◆ Recorded data ◆
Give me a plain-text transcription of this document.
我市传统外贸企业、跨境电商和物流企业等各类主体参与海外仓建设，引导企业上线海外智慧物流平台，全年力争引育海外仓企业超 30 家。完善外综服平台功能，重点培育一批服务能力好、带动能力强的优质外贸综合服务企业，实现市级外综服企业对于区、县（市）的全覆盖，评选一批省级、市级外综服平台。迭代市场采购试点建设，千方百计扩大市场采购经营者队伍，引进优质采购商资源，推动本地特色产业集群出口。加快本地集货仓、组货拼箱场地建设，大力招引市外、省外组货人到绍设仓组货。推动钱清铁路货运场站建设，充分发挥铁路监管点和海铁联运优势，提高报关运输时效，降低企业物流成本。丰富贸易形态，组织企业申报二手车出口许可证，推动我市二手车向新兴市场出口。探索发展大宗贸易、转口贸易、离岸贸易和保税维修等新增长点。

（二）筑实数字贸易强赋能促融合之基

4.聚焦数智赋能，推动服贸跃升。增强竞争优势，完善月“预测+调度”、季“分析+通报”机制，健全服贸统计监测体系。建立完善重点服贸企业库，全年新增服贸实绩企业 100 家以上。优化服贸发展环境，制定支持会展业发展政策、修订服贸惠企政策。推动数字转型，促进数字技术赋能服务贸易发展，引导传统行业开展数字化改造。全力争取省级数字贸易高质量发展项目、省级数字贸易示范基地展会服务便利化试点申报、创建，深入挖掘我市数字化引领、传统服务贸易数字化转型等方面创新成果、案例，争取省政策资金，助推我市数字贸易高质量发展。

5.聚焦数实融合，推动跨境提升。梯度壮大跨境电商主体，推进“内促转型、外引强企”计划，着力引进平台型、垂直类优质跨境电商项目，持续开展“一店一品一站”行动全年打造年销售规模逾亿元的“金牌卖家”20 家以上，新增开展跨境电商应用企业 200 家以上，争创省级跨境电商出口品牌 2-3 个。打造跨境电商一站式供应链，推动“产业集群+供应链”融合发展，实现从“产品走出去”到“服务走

◆ Aim of the task ◆
Reproduce all of the records exactly.

◆ The output ◆
Give me a plain-text transcription of this document.
我市传统外贸企业、跨境电商和物流企业等各类主体参与海外仓建设，引导企业上线海外智慧物流平台，全年力争引育海外仓企业超 30 家。完善外综服平台功能，重点培育一批服务能力好、带动能力强的优质外贸综合服务企业，实现市级外综服企业对于区、县（市）的全覆盖，评选一批省级、市级外综服平台。迭代市场采购试点建设，千方百计扩大市场采购经营者队伍，引进优质采购商资源，推动本地特色产业集群出口。加快本地集货仓、组货拼箱场地建设，大力招引市外、省外组货人到绍设仓组货。推动钱清铁路货运场站建设，充分发挥铁路监管点和海铁联运优势，提高报关运输时效，降低企业物流成本。丰富贸易形态，组织企业申报二手车出口许可证，推动我市二手车向新兴市场出口。探索发展大宗贸易、转口贸易、离岸贸易和保税维修等新增长点。

（二）筑实数字贸易强赋能促融合之基

4.聚焦数智赋能，推动服贸跃升。增强竞争优势，完善月“预测+调度”、季“分析+通报”机制，健全服贸统计监测体系。建立完善重点服贸企业库，全年新增服贸实绩企业 100 家以上。优化服贸发展环境，制定支持会展业发展政策、修订服贸惠企政策。推动数字转型，促进数字技术赋能服务贸易发展，引导传统行业开展数字化改造。全力争取省级数字贸易高质量发展项目、省级数字贸易示范基地展会服务便利化试点申报、创建，深入挖掘我市数字化引领、传统服务贸易数字化转型等方面创新成果、案例，争取省政策资金，助推我市数字贸易高质量发展。

5.聚焦数实融合，推动跨境提升。梯度壮大跨境电商主体，推进“内促转型、外引强企”计划，着力引进平台型、垂直类优质跨境电商项目，持续开展“一店一品一站”行动全年打造年销售规模逾亿元的“金牌卖家”20 家以上，新增开展跨境电商应用企业 200 家以上，争创省级跨境电商出口品牌 2-3 个。打造跨境电商一站式供应链，推动“产业集群+供应链”融合发展，实现从“产品走出去”到“服务走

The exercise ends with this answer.